• _PROBLEM STATEMENT_
Pull each line containing "Dimotiko" out of the data and copy it.

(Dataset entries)
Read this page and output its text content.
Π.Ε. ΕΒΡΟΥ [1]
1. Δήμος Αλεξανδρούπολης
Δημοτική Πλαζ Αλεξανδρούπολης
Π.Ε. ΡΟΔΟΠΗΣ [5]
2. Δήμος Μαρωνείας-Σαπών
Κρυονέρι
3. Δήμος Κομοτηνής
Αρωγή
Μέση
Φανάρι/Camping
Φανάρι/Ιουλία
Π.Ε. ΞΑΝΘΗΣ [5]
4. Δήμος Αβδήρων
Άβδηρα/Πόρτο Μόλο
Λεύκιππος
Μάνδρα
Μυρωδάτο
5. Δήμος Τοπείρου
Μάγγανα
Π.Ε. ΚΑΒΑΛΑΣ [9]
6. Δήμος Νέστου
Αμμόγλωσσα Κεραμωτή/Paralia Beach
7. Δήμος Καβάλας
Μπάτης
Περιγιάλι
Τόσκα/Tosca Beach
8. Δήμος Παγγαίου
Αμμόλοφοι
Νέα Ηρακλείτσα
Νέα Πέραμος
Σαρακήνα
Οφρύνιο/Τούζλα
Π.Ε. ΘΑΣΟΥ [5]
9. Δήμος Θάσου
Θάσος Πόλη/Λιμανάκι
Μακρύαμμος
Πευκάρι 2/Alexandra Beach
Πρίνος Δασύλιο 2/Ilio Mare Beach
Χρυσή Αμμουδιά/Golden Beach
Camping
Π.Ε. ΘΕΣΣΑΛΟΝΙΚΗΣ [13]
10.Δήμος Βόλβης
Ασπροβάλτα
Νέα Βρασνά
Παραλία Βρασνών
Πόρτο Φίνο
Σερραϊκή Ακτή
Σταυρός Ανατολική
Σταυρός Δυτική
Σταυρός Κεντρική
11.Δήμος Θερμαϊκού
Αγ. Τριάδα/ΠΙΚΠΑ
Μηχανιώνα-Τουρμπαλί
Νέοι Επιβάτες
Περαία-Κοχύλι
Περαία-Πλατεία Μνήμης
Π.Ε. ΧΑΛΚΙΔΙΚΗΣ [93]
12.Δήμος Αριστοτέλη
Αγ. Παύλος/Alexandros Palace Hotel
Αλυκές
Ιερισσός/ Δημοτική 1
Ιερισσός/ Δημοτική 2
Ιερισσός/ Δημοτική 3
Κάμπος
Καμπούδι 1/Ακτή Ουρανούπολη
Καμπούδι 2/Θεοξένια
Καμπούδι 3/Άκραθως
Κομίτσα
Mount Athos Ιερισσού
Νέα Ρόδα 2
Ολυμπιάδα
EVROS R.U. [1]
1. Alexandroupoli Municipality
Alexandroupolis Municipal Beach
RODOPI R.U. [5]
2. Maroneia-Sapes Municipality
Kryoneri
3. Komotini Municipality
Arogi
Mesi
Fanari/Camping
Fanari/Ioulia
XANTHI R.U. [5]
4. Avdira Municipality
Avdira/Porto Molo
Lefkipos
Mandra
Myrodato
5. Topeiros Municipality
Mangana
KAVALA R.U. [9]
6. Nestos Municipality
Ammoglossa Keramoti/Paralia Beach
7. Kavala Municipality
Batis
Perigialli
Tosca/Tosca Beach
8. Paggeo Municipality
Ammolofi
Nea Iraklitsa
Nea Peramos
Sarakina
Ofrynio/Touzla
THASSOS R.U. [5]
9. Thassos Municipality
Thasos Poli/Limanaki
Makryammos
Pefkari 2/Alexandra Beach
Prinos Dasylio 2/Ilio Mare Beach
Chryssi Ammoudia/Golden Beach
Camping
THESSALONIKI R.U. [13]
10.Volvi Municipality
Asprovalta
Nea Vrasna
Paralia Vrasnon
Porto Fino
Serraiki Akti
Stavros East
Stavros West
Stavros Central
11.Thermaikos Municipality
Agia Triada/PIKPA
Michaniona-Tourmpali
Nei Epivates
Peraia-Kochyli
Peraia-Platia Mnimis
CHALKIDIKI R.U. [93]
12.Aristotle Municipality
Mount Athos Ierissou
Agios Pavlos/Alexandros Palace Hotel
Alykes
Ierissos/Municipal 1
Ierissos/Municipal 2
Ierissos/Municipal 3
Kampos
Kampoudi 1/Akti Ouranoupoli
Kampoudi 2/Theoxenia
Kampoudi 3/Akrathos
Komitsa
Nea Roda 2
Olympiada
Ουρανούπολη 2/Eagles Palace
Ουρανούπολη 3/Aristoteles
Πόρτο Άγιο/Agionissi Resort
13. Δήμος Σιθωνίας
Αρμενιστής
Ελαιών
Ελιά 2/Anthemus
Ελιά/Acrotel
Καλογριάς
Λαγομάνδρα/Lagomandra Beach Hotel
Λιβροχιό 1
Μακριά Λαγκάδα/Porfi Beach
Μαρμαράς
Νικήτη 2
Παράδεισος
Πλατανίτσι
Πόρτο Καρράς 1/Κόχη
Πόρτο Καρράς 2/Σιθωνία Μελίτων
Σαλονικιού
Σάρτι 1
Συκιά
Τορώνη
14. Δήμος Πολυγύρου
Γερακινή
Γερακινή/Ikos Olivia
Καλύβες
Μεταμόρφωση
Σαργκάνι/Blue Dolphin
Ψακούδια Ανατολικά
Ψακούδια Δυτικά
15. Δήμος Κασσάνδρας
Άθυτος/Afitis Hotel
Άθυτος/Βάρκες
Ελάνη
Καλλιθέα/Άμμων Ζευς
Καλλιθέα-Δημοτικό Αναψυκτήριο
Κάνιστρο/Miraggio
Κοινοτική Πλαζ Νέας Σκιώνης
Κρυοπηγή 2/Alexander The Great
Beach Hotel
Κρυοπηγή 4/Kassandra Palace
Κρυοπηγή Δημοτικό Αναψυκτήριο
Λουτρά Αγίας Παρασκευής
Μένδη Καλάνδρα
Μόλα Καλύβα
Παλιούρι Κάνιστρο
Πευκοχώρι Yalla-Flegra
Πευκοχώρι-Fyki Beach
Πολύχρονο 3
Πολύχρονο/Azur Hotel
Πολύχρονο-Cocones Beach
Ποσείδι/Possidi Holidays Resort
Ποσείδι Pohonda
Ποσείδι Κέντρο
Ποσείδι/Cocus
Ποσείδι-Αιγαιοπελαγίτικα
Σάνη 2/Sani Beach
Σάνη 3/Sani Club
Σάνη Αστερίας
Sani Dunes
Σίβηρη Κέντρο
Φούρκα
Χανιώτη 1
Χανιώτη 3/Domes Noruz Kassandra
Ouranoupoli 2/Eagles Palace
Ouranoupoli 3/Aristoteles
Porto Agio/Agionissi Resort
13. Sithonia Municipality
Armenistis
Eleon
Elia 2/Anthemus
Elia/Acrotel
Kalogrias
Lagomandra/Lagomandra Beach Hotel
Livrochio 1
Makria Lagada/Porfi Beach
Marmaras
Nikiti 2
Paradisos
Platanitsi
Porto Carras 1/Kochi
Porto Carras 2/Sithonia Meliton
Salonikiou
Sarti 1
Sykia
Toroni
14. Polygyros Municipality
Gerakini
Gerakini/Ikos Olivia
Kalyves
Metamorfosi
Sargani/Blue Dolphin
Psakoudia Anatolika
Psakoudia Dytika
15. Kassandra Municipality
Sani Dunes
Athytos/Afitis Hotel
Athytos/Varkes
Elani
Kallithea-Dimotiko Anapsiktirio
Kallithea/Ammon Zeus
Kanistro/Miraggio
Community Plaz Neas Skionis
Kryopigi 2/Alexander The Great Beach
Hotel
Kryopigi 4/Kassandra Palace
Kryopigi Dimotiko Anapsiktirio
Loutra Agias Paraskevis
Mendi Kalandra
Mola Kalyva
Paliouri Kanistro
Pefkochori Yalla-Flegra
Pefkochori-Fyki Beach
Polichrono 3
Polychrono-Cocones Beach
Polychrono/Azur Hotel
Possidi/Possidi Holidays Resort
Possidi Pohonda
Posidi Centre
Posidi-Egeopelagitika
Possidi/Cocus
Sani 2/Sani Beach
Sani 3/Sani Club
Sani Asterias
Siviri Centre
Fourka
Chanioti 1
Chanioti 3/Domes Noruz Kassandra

• _WRITTEN SOLUTION_
Kallithea-Dimotiko Anapsiktirio
Kryopigi Dimotiko Anapsiktirio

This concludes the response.